Figure content listings:
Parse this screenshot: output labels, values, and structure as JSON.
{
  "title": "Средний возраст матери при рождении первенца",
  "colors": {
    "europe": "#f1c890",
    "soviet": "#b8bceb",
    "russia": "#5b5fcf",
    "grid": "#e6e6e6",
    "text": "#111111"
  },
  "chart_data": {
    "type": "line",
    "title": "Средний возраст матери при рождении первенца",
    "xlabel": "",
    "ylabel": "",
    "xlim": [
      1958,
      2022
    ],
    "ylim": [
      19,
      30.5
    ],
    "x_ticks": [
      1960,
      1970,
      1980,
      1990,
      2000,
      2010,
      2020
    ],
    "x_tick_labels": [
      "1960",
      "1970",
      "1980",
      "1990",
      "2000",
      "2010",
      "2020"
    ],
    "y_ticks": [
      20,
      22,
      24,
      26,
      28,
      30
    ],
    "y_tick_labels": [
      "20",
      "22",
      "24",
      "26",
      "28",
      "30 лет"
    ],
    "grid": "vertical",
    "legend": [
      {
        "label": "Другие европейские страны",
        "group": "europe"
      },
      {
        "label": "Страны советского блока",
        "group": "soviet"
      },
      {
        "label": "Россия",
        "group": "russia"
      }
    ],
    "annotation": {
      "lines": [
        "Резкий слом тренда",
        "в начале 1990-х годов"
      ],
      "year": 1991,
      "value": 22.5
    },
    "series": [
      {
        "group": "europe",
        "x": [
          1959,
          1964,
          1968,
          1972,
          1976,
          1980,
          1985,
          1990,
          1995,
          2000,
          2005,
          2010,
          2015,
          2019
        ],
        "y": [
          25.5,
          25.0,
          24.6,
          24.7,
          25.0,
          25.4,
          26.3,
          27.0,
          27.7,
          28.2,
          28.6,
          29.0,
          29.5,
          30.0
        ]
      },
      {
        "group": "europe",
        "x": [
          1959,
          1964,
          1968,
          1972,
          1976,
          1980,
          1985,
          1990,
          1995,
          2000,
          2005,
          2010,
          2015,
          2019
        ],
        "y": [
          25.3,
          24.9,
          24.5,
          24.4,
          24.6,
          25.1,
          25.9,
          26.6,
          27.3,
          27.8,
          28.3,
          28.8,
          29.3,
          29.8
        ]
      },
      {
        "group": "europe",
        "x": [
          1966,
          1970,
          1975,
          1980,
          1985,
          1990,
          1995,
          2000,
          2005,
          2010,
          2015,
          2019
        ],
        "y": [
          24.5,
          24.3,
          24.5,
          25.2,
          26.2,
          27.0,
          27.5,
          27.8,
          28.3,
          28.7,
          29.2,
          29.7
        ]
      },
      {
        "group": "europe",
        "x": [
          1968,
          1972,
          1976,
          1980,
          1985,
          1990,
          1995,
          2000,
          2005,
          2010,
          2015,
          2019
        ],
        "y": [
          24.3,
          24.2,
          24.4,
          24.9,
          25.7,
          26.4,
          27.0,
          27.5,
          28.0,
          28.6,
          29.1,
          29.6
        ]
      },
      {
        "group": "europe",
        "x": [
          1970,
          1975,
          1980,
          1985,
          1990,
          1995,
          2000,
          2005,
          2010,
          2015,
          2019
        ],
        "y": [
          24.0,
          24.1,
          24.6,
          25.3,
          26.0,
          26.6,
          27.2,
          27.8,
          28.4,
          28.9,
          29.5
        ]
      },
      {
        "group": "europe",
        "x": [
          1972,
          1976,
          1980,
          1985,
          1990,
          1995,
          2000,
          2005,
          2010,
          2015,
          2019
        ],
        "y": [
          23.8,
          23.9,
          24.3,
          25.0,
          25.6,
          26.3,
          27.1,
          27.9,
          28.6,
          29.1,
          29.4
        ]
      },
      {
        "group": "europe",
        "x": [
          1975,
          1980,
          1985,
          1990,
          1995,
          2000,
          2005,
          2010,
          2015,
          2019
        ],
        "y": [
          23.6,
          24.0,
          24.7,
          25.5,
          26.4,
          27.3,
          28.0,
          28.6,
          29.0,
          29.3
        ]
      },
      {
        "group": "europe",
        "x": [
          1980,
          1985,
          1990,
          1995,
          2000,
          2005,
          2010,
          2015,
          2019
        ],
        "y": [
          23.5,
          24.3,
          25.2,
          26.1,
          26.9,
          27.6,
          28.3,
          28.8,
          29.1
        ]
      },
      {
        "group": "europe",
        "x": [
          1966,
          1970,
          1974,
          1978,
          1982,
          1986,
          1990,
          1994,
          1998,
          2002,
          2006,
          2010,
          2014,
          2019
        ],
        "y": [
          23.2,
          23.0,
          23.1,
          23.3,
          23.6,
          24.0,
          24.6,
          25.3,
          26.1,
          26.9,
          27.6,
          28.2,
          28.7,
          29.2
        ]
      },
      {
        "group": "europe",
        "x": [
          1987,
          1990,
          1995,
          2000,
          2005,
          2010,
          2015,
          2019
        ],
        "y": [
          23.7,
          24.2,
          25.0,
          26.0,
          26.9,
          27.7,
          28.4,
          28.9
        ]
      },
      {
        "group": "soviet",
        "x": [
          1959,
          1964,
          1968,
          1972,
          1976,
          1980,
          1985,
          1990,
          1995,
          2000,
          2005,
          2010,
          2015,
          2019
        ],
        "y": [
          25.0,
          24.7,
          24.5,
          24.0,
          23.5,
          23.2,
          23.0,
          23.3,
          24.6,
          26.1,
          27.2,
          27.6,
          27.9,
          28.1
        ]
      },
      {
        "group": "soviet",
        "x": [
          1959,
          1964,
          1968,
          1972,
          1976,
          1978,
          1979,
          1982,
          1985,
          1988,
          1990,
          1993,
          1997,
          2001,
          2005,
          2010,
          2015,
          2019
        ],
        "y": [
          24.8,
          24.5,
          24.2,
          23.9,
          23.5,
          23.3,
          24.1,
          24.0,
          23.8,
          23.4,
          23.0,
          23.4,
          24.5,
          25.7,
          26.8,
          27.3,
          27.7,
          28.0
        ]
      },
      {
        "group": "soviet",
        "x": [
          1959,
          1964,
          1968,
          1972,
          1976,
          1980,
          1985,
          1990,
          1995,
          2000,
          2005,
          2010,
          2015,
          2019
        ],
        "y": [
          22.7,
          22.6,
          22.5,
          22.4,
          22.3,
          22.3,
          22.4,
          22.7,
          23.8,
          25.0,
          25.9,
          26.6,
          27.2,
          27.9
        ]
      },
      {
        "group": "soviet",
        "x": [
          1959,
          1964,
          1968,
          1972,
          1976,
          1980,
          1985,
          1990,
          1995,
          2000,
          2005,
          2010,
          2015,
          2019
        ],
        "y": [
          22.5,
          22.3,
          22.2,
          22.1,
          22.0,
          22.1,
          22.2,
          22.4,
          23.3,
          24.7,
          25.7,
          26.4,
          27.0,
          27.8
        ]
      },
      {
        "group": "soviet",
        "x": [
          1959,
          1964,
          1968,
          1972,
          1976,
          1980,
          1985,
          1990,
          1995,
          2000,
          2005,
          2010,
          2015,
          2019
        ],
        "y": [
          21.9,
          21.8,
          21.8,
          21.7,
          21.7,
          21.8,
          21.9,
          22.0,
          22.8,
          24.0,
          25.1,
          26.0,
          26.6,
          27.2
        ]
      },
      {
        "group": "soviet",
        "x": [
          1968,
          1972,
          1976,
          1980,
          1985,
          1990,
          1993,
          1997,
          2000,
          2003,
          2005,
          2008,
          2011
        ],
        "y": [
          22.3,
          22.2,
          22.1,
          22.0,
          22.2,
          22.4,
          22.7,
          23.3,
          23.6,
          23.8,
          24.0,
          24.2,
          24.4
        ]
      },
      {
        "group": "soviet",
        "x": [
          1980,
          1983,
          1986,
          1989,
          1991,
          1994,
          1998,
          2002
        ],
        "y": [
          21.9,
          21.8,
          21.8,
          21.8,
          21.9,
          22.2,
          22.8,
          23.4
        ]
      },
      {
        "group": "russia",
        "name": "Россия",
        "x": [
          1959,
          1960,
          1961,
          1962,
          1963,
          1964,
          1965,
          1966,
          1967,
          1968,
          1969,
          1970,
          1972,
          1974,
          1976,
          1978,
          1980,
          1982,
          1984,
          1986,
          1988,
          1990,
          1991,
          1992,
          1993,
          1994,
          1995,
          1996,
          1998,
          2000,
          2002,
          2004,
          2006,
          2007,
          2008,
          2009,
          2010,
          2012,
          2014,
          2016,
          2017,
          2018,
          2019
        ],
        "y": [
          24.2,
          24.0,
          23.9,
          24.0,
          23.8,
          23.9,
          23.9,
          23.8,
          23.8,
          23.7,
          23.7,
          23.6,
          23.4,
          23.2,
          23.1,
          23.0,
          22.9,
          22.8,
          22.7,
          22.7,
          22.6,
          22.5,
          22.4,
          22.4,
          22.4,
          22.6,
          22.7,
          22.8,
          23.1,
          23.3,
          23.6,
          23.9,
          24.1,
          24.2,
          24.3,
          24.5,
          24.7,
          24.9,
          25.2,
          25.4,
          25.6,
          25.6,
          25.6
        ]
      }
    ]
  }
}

#### Do this:
In the material above, how many lines hold the word "возраст"? Say only the number.

#### Response to the exercise:
2